_Required work:_ Look through the lines below and extract any with the word "Long".

_Dataset records:_
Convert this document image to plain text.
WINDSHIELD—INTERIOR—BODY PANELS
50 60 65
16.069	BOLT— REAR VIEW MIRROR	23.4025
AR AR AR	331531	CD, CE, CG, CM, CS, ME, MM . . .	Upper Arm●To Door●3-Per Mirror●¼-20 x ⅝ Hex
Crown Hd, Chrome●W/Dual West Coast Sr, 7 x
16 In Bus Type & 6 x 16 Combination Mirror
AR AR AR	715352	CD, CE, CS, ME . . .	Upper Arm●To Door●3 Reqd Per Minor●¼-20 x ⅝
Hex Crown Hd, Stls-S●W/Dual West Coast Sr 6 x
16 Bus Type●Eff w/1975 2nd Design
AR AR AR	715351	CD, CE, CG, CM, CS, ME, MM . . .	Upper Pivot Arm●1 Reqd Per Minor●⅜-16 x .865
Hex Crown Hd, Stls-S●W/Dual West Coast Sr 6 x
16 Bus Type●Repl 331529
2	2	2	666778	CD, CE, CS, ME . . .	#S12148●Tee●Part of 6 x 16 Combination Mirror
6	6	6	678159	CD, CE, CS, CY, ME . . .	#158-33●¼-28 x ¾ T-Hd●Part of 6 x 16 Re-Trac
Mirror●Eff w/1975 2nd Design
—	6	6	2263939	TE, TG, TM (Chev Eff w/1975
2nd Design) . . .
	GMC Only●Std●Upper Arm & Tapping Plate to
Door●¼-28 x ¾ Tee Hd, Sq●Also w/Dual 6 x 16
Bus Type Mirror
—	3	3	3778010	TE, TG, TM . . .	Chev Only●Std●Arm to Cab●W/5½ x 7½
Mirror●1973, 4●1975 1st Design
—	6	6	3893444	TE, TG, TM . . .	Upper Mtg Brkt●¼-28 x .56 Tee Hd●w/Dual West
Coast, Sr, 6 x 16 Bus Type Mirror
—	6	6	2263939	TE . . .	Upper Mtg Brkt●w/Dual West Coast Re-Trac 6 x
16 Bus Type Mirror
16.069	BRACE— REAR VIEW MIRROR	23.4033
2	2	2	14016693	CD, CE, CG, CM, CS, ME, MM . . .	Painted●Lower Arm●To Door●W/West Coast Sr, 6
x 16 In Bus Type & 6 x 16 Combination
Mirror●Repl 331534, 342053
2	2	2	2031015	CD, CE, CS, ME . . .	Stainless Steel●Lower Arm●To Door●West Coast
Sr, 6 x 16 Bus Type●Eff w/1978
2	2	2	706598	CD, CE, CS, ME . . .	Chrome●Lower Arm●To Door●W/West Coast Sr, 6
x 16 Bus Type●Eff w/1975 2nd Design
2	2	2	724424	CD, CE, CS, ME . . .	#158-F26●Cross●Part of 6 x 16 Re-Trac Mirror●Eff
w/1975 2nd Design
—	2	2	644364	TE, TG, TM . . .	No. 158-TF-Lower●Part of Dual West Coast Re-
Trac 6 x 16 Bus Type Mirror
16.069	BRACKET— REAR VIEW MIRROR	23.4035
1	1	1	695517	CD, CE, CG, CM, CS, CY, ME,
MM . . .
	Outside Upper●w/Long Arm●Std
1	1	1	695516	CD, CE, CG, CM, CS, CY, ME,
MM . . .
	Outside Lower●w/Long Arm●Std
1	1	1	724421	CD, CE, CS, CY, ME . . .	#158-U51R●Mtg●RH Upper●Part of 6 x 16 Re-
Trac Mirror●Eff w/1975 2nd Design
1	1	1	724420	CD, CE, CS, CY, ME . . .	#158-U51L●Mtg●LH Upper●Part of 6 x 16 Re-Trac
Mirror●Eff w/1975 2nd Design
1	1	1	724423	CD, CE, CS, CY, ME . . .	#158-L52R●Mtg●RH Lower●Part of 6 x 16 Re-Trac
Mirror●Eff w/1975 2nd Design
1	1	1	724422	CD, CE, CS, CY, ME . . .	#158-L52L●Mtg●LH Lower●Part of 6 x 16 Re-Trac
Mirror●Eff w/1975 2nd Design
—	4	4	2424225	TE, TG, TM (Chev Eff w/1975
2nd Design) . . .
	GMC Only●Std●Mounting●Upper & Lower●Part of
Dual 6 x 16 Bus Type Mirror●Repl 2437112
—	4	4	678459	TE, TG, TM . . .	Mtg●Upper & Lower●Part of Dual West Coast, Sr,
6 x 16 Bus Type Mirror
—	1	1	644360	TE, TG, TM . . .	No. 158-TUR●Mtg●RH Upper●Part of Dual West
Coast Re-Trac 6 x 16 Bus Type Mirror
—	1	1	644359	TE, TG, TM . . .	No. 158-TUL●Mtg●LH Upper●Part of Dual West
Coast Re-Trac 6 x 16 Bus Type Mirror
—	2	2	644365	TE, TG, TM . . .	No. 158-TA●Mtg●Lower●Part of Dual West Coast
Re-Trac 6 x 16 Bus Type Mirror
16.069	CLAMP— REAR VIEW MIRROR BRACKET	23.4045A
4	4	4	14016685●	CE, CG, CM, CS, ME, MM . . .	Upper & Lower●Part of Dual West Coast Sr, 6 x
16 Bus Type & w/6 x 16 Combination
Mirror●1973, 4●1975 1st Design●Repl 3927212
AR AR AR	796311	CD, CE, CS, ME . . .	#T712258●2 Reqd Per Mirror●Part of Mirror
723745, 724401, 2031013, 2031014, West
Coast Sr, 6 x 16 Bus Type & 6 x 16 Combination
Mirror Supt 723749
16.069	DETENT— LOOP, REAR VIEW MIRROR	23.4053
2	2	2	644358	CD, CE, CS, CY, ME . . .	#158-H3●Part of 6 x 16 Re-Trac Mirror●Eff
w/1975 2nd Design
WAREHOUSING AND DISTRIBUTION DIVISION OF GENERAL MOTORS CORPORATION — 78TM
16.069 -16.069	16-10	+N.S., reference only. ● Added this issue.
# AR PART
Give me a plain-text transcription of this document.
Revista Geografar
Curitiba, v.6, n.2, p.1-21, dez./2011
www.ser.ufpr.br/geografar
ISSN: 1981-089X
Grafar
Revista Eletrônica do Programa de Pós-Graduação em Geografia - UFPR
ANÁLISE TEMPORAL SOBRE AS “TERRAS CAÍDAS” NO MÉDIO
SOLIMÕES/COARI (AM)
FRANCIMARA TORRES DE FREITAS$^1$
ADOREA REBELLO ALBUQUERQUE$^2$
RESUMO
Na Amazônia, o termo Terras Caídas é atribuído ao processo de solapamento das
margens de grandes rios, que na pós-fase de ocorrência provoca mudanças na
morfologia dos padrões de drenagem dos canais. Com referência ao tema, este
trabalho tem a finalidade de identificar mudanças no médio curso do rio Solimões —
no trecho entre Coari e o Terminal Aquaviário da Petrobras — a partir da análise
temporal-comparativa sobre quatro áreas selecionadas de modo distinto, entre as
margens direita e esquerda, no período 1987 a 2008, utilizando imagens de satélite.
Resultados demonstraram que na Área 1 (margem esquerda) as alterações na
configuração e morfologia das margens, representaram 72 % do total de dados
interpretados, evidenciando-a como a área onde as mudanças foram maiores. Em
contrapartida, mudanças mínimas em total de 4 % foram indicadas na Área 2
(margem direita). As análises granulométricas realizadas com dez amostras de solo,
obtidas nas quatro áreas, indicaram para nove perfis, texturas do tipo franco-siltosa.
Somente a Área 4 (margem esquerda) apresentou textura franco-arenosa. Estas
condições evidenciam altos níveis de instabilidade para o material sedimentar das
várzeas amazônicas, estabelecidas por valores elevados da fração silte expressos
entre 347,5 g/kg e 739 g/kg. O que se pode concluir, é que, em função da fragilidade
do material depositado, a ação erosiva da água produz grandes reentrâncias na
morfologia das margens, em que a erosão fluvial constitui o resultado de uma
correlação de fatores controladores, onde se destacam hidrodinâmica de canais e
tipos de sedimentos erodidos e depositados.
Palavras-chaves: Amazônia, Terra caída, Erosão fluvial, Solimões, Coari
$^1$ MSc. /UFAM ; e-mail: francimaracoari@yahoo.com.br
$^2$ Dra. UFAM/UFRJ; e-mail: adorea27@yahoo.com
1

_Output:_
	Outside Upper●w/Long Arm●Std
	Outside Lower●w/Long Arm●Std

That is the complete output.